▶ **Brano fornito**:
La Chiesa appoggiò economicamente ed in maniera determinate Eraclio, cedendogli in prestito le sue sostanze per finanziare la campagna. Soprattutto, a differenza di altri Imperatori romani che avevano combattuto contro i Persiani Sassanidi, era ben deciso a conseguire una vittoria schiacciante, eliminando una volta per tutte la minaccia persiana, ed effettivamente perseguì questo obiettivo fino alla vittoria finale.

L’Imperatore partì dunque nella primavera del 622 da Costantinopoli, lasciando il Patrizio Bonus al comando delle forze nella capitale, radunò un esercito, composto principalmente dai resti degli eserciti presentali dell’Illirico, di Tracia e dell’Oriente, forte di circa 30.000 – 50.000 uomini a Nicomedia, e da là mosse a Cesarea dove gli uomini furono sottoposti per qualche settimana ad un rigoroso addestramento (anche se Howard-Johnston ritiene che rimanesse in Bitinia).

Dati sulla posizione degli elementi
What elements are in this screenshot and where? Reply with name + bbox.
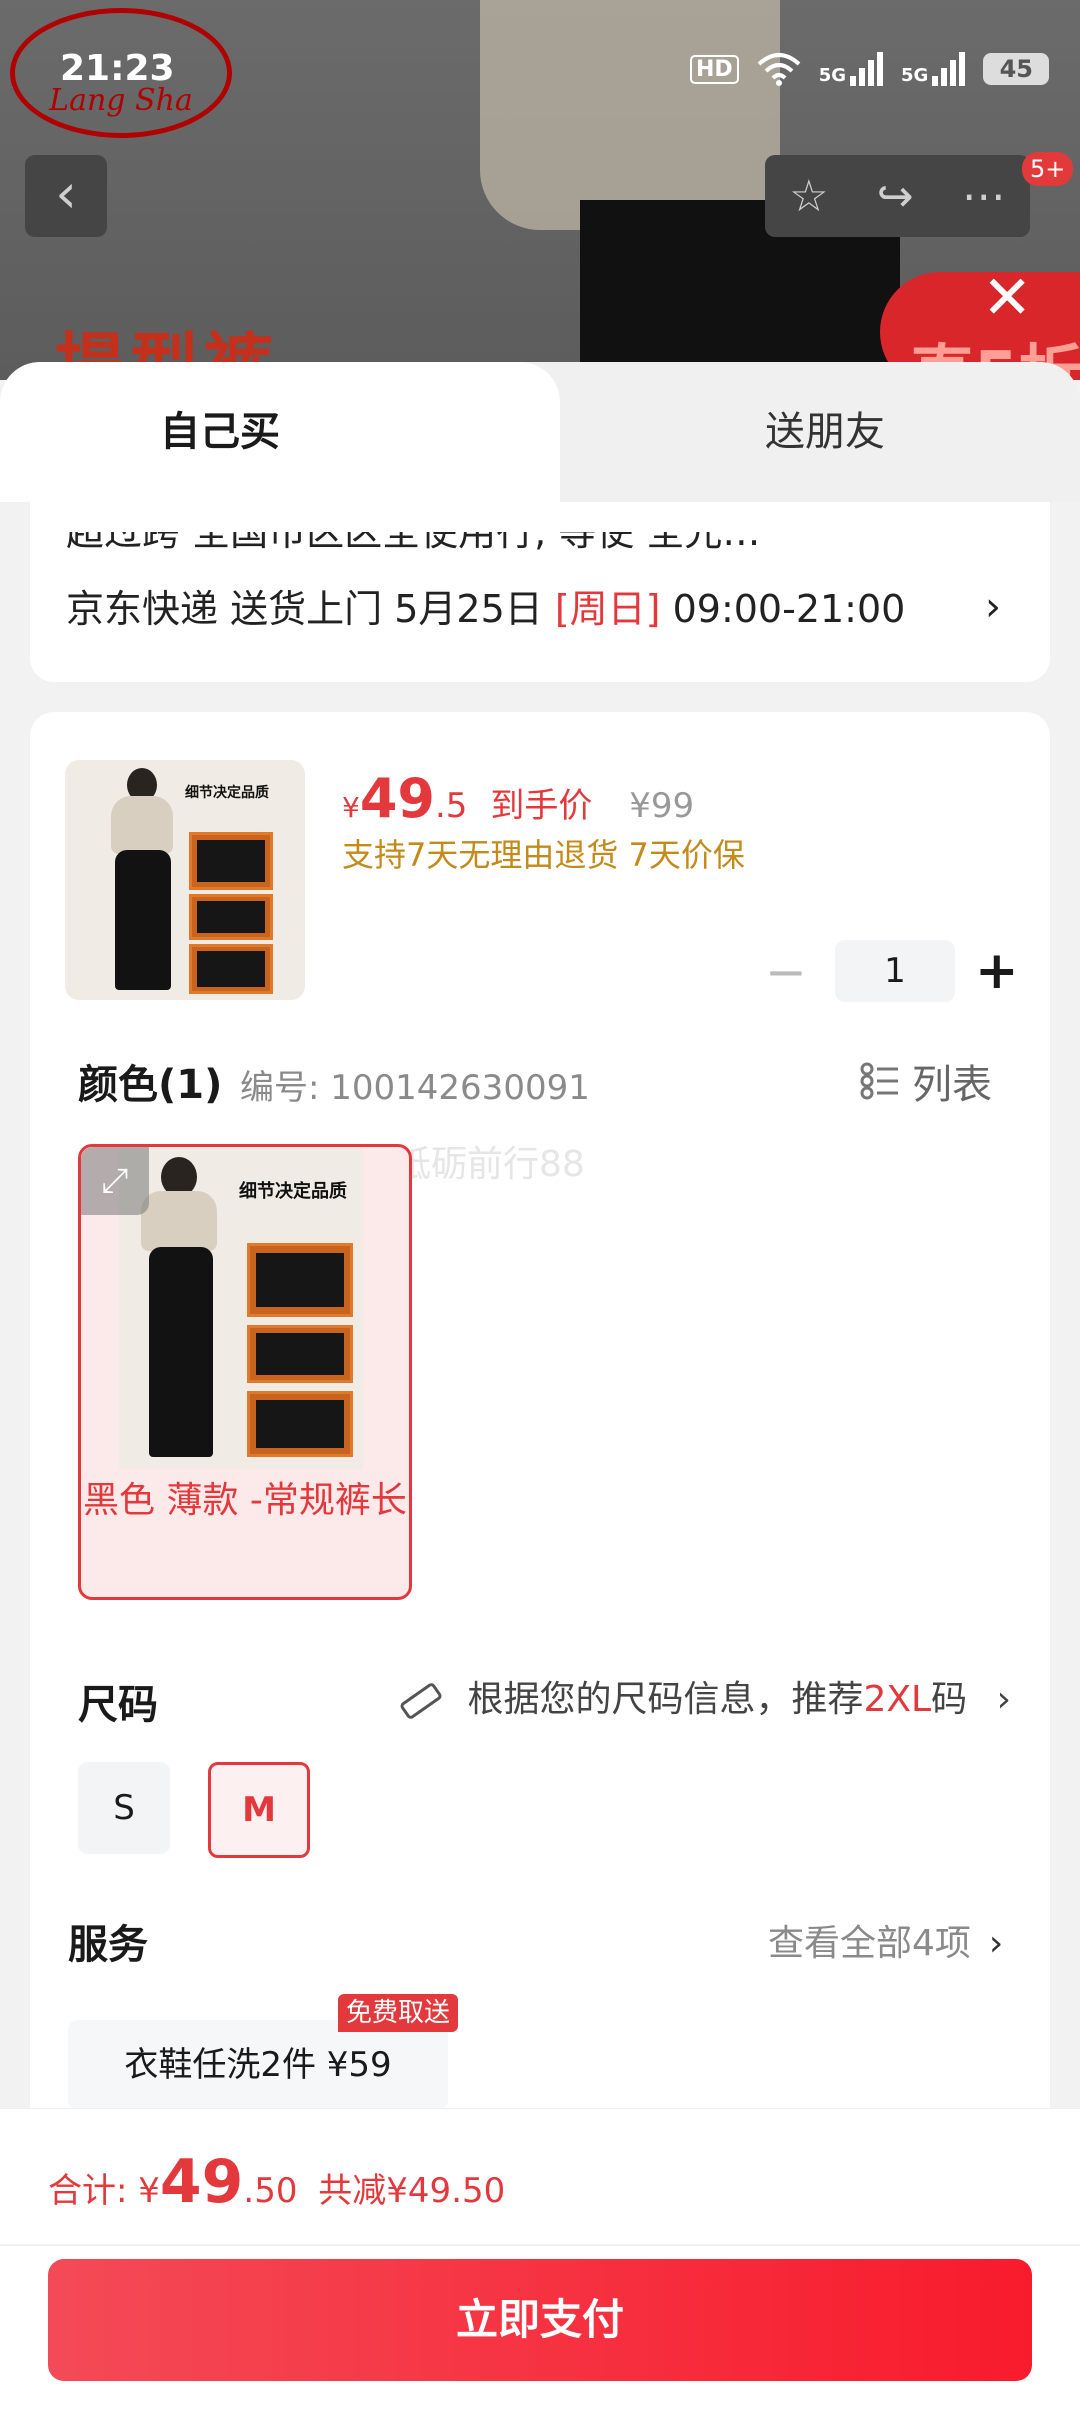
size-section-title: 尺码 <box>78 1682 158 1728</box>
price-symbol: ¥ <box>342 791 360 824</box>
thumbnail-title: 细节决定品质 <box>185 785 269 801</box>
price-tag: 到手价 <box>490 786 593 826</box>
view-all-services-link[interactable]: 查看全部4项 › <box>768 1914 1003 1966</box>
battery-icon: 45 <box>983 53 1050 85</box>
status-icons: HD 5G 5G 45 <box>690 52 1050 86</box>
color-section-title: 颜色(1) <box>78 1062 223 1108</box>
chevron-right-icon: › <box>996 1679 1011 1720</box>
total-price: 合计: ¥49.50 共减¥49.50 <box>48 2147 505 2217</box>
view-all-label: 查看全部4项 <box>768 1923 971 1964</box>
favorite-icon[interactable]: ☆ <box>789 171 828 222</box>
delivery-date: 5月25日 <box>394 587 543 631</box>
tab-label: 自己买 <box>160 409 280 455</box>
delivery-info: 京东快递 送货上门 5月25日 [周日] 09:00-21:00 <box>66 564 905 654</box>
wifi-icon <box>757 53 801 86</box>
service-badge: 免费取送 <box>338 1994 459 2032</box>
service-section-title: 服务 <box>68 1922 148 1968</box>
message-count-badge: 5+ <box>1022 152 1074 186</box>
product-thumbnail[interactable]: 细节决定品质 <box>65 760 305 1000</box>
list-view-button[interactable]: 列表 <box>860 1052 992 1110</box>
watermark: 砥砺前行88 <box>395 1144 585 1185</box>
sku-number: 编号: 100142630091 <box>240 1068 590 1108</box>
ruler-icon <box>400 1683 442 1719</box>
swatch-image-title: 细节决定品质 <box>239 1181 347 1202</box>
carrier: 京东快递 <box>66 587 219 631</box>
price-decimal: .5 <box>434 786 468 826</box>
hd-icon: HD <box>690 54 739 84</box>
expand-icon[interactable]: ⤢ <box>81 1147 149 1215</box>
chevron-right-icon: › <box>985 584 1001 630</box>
close-icon[interactable]: ✕ <box>982 268 1032 328</box>
more-icon[interactable]: ⋯ <box>962 171 1006 222</box>
share-icon[interactable]: ↪ <box>877 171 914 222</box>
divider <box>0 2244 1080 2246</box>
recommendation-text: 根据您的尺码信息，推荐 <box>467 1679 864 1720</box>
quantity-increase-button[interactable]: + <box>975 940 1019 1002</box>
signal-5g-icon: 5G <box>819 52 883 86</box>
back-button[interactable]: ‹ <box>25 155 107 237</box>
checkout-bar: 合计: ¥49.50 共减¥49.50 立即支付 <box>0 2108 1080 2413</box>
signal-5g-icon: 5G <box>901 52 966 86</box>
quantity-decrease-button[interactable]: − <box>765 947 807 997</box>
background-model-image <box>480 0 780 230</box>
chevron-right-icon: › <box>988 1923 1004 1964</box>
pay-now-button[interactable]: 立即支付 <box>48 2259 1032 2381</box>
size-option-s[interactable]: S <box>78 1762 170 1854</box>
price-integer: 49 <box>359 767 435 830</box>
color-option-black[interactable]: 细节决定品质 ⤢ 黑色 薄款 -常规裤长 <box>78 1144 412 1600</box>
total-decimal: .50 <box>243 2171 298 2211</box>
color-option-image: 细节决定品质 <box>119 1147 363 1469</box>
total-integer: 49 <box>159 2147 244 2217</box>
guarantee-text: 支持7天无理由退货 7天价保 <box>342 836 745 874</box>
total-label: 合计: <box>48 2171 139 2211</box>
discount-amount: 共减¥49.50 <box>318 2171 506 2211</box>
size-option-m[interactable]: M <box>208 1762 310 1858</box>
delivery-address-partial: 超过跨 全国市区区全使用行, 等使 全光… <box>66 532 761 554</box>
status-time: 21:23 <box>60 48 175 89</box>
list-icon <box>860 1062 898 1100</box>
size-recommendation[interactable]: 根据您的尺码信息，推荐2XL码 › <box>398 1670 1011 1722</box>
color-option-label: 黑色 薄款 -常规裤长 <box>83 1480 407 1521</box>
final-price: ¥49.5 到手价 ¥99 <box>342 767 694 830</box>
delivery-card[interactable]: 超过跨 全国市区区全使用行, 等使 全光… 京东快递 送货上门 5月25日 [周… <box>30 502 1050 682</box>
delivery-weekday: [周日] <box>554 587 661 631</box>
purchase-sheet: 送朋友 自己买 超过跨 全国市区区全使用行, 等使 全光… 京东快递 送货上门 … <box>0 362 1080 2412</box>
total-symbol: ¥ <box>138 2171 160 2211</box>
quantity-input[interactable]: 1 <box>835 940 955 1002</box>
service-option[interactable]: 衣鞋任洗2件 ¥59 <box>68 2020 448 2110</box>
list-label: 列表 <box>912 1062 992 1108</box>
delivery-method: 送货上门 <box>230 587 383 631</box>
original-price: ¥99 <box>629 786 695 826</box>
recommended-size: 2XL <box>863 1679 932 1720</box>
nav-actions: ☆ ↪ ⋯ <box>765 155 1030 237</box>
delivery-time: 09:00-21:00 <box>672 587 906 631</box>
recommendation-suffix: 码 <box>931 1679 968 1720</box>
tab-label: 送朋友 <box>765 409 885 455</box>
tab-buy-self[interactable]: 自己买 <box>0 362 560 502</box>
tab-gift-friend[interactable]: 送朋友 <box>520 362 1080 502</box>
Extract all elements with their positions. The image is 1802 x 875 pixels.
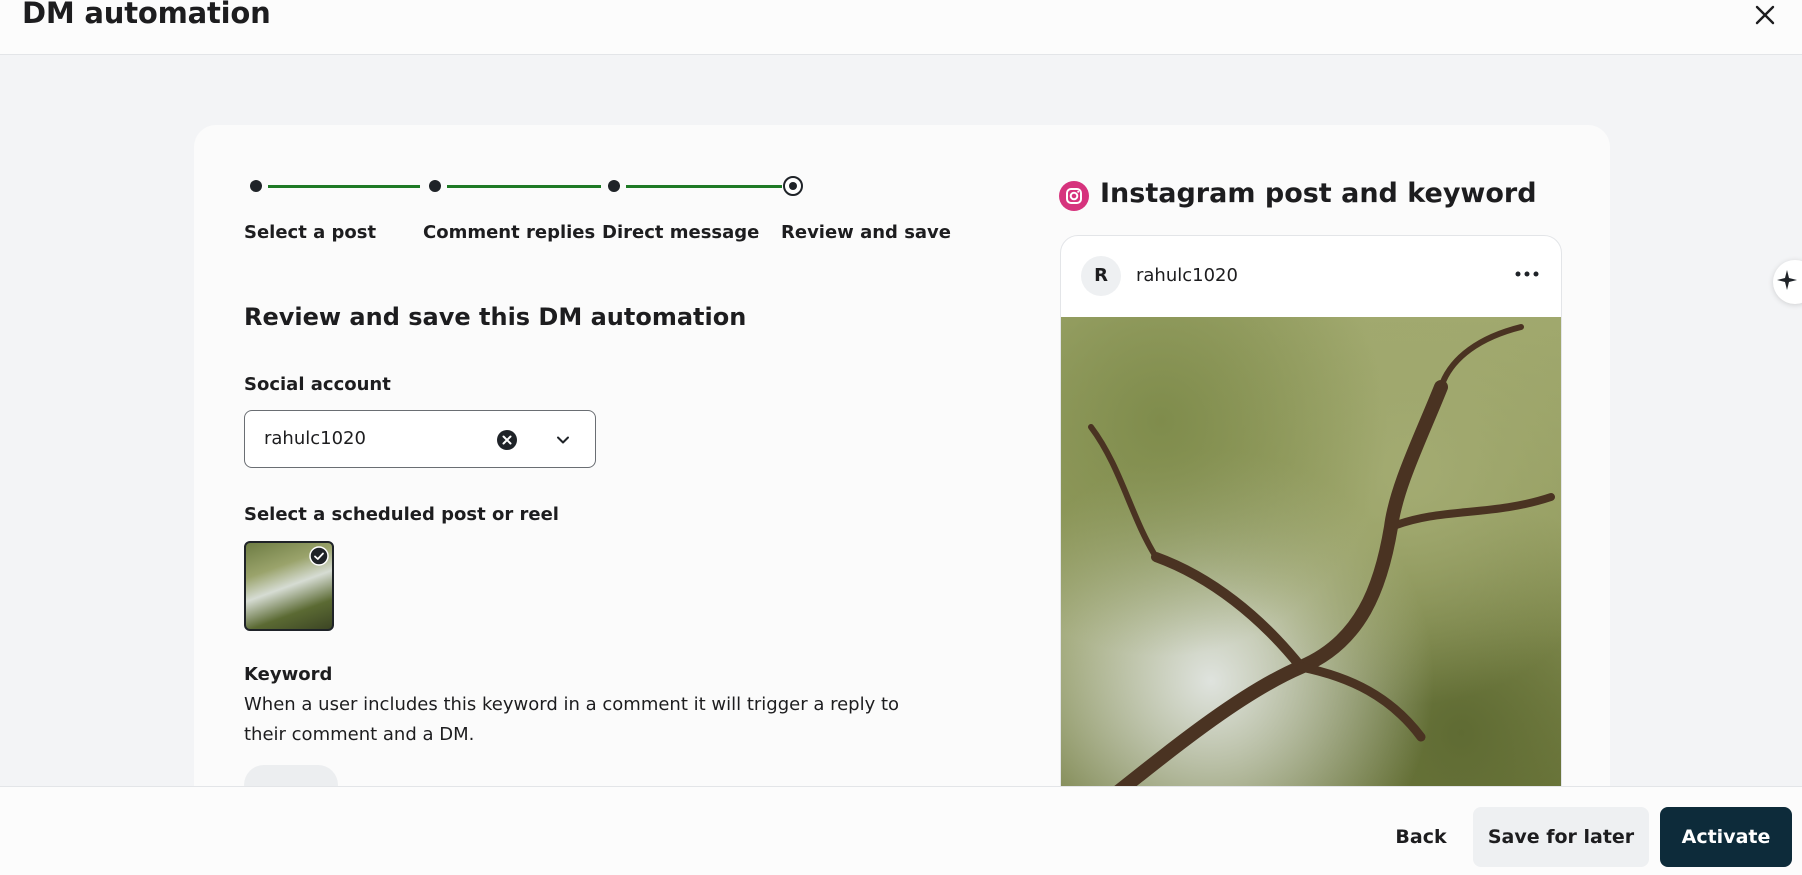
instagram-icon	[1059, 181, 1089, 211]
username: rahulc1020	[1136, 265, 1238, 286]
step-connector-1	[268, 185, 420, 188]
avatar: R	[1081, 256, 1121, 296]
ai-assist-button[interactable]	[1773, 260, 1802, 304]
preview-title: Instagram post and keyword	[1100, 178, 1537, 209]
step-label-direct-message[interactable]: Direct message	[602, 222, 759, 243]
tree-branches	[1061, 324, 1555, 836]
clear-icon[interactable]	[497, 430, 517, 450]
keyword-description: When a user includes this keyword in a c…	[244, 694, 900, 745]
header: DM automation	[0, 0, 1802, 55]
step-connector-2	[447, 185, 601, 188]
step-3-dot	[608, 180, 620, 192]
step-label-select-post[interactable]: Select a post	[244, 222, 376, 243]
step-label-review-save[interactable]: Review and save	[781, 222, 951, 243]
social-account-value: rahulc1020	[264, 428, 366, 449]
sparkle-icon	[1777, 270, 1797, 290]
stepper: Select a post Comment replies Direct mes…	[244, 176, 951, 256]
social-account-select[interactable]: rahulc1020	[244, 410, 596, 468]
post-thumbnail[interactable]	[244, 541, 334, 631]
close-icon[interactable]	[1752, 2, 1778, 28]
social-account-label: Social account	[244, 374, 391, 395]
more-options-icon[interactable]	[1513, 264, 1541, 284]
footer: Back Save for later Activate	[0, 786, 1802, 875]
step-2-dot	[429, 180, 441, 192]
back-button[interactable]: Back	[1386, 807, 1456, 867]
check-circle-icon	[309, 546, 329, 566]
page-title: DM automation	[22, 0, 271, 30]
activate-button[interactable]: Activate	[1660, 807, 1792, 867]
step-connector-3	[626, 185, 782, 188]
keyword-label: Keyword	[244, 664, 333, 685]
chevron-down-icon[interactable]	[555, 432, 571, 448]
step-label-comment-replies[interactable]: Comment replies	[423, 222, 595, 243]
post-image	[1061, 317, 1561, 836]
section-title: Review and save this DM automation	[244, 303, 747, 331]
step-4-dot-active	[783, 176, 803, 196]
save-for-later-button[interactable]: Save for later	[1473, 807, 1649, 867]
step-1-dot	[250, 180, 262, 192]
post-select-label: Select a scheduled post or reel	[244, 504, 559, 525]
post-preview-card: R rahulc1020	[1060, 235, 1562, 837]
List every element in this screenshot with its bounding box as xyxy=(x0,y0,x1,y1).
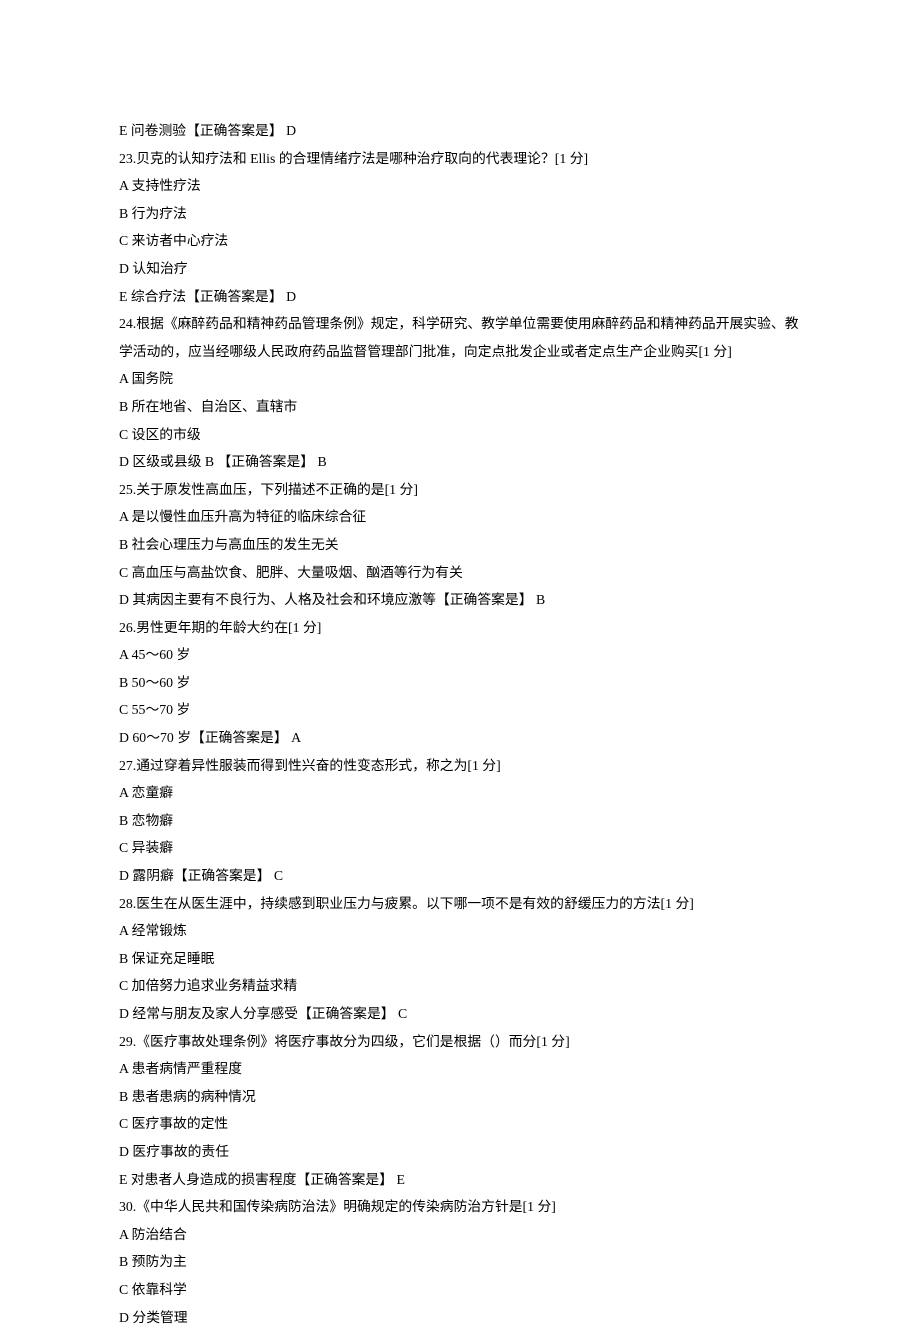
text-line: B 患者患病的病种情况 xyxy=(119,1083,801,1111)
text-line: A 国务院 xyxy=(119,365,801,393)
text-line: D 认知治疗 xyxy=(119,255,801,283)
text-line: A 支持性疗法 xyxy=(119,172,801,200)
document-page: E 问卷测验【正确答案是】 D 23.贝克的认知疗法和 Ellis 的合理情绪疗… xyxy=(0,0,920,1331)
text-line: D 区级或县级 B 【正确答案是】 B xyxy=(119,448,801,476)
text-line: D 露阴癖【正确答案是】 C xyxy=(119,862,801,890)
text-line: B 保证充足睡眠 xyxy=(119,945,801,973)
text-line: E 对患者人身造成的损害程度【正确答案是】 E xyxy=(119,1166,801,1194)
text-line: 24.根据《麻醉药品和精神药品管理条例》规定，科学研究、教学单位需要使用麻醉药品… xyxy=(119,310,801,365)
text-line: 23.贝克的认知疗法和 Ellis 的合理情绪疗法是哪种治疗取向的代表理论？[1… xyxy=(119,145,801,173)
text-line: C 加倍努力追求业务精益求精 xyxy=(119,972,801,1000)
text-line: D 经常与朋友及家人分享感受【正确答案是】 C xyxy=(119,1000,801,1028)
text-line: A 防治结合 xyxy=(119,1221,801,1249)
text-line: D 分类管理 xyxy=(119,1304,801,1331)
text-line: C 设区的市级 xyxy=(119,421,801,449)
text-line: D 医疗事故的责任 xyxy=(119,1138,801,1166)
text-line: 25.关于原发性高血压，下列描述不正确的是[1 分] xyxy=(119,476,801,504)
text-line: B 恋物癖 xyxy=(119,807,801,835)
text-line: A 经常锻炼 xyxy=(119,917,801,945)
text-line: B 社会心理压力与高血压的发生无关 xyxy=(119,531,801,559)
text-line: B 所在地省、自治区、直辖市 xyxy=(119,393,801,421)
text-line: C 依靠科学 xyxy=(119,1276,801,1304)
text-line: 26.男性更年期的年龄大约在[1 分] xyxy=(119,614,801,642)
text-line: E 综合疗法【正确答案是】 D xyxy=(119,283,801,311)
text-line: B 行为疗法 xyxy=(119,200,801,228)
text-line: 30.《中华人民共和国传染病防治法》明确规定的传染病防治方针是[1 分] xyxy=(119,1193,801,1221)
text-line: D 60～70 岁【正确答案是】 A xyxy=(119,724,801,752)
text-line: 27.通过穿着异性服装而得到性兴奋的性变态形式，称之为[1 分] xyxy=(119,752,801,780)
text-line: C 55～70 岁 xyxy=(119,696,801,724)
text-line: A 患者病情严重程度 xyxy=(119,1055,801,1083)
text-line: A 45～60 岁 xyxy=(119,641,801,669)
text-line: B 预防为主 xyxy=(119,1248,801,1276)
text-line: A 恋童癖 xyxy=(119,779,801,807)
text-line: A 是以慢性血压升高为特征的临床综合征 xyxy=(119,503,801,531)
text-line: C 来访者中心疗法 xyxy=(119,227,801,255)
text-line: C 异装癖 xyxy=(119,834,801,862)
text-line: C 医疗事故的定性 xyxy=(119,1110,801,1138)
text-line: 29.《医疗事故处理条例》将医疗事故分为四级，它们是根据（）而分[1 分] xyxy=(119,1028,801,1056)
text-line: E 问卷测验【正确答案是】 D xyxy=(119,117,801,145)
text-line: D 其病因主要有不良行为、人格及社会和环境应激等【正确答案是】 B xyxy=(119,586,801,614)
text-line: 28.医生在从医生涯中，持续感到职业压力与疲累。以下哪一项不是有效的舒缓压力的方… xyxy=(119,890,801,918)
text-line: B 50～60 岁 xyxy=(119,669,801,697)
text-line: C 高血压与高盐饮食、肥胖、大量吸烟、酗酒等行为有关 xyxy=(119,559,801,587)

▶ **Cosa fare**: Trascrivi dal brano sulla campagna di Eraclio tutto quello che va da "La Chiesa appoggiò" fino a "alla vittoria finale.", senza cambiare niente. Le righe qui sopra non servono a nulla.

▶ **Risultato atteso**:
La Chiesa appoggiò economicamente ed in maniera determinate Eraclio, cedendogli in prestito le sue sostanze per finanziare la campagna. Soprattutto, a differenza di altri Imperatori romani che avevano combattuto contro i Persiani Sassanidi, era ben deciso a conseguire una vittoria schiacciante, eliminando una volta per tutte la minaccia persiana, ed effettivamente perseguì questo obiettivo fino alla vittoria finale.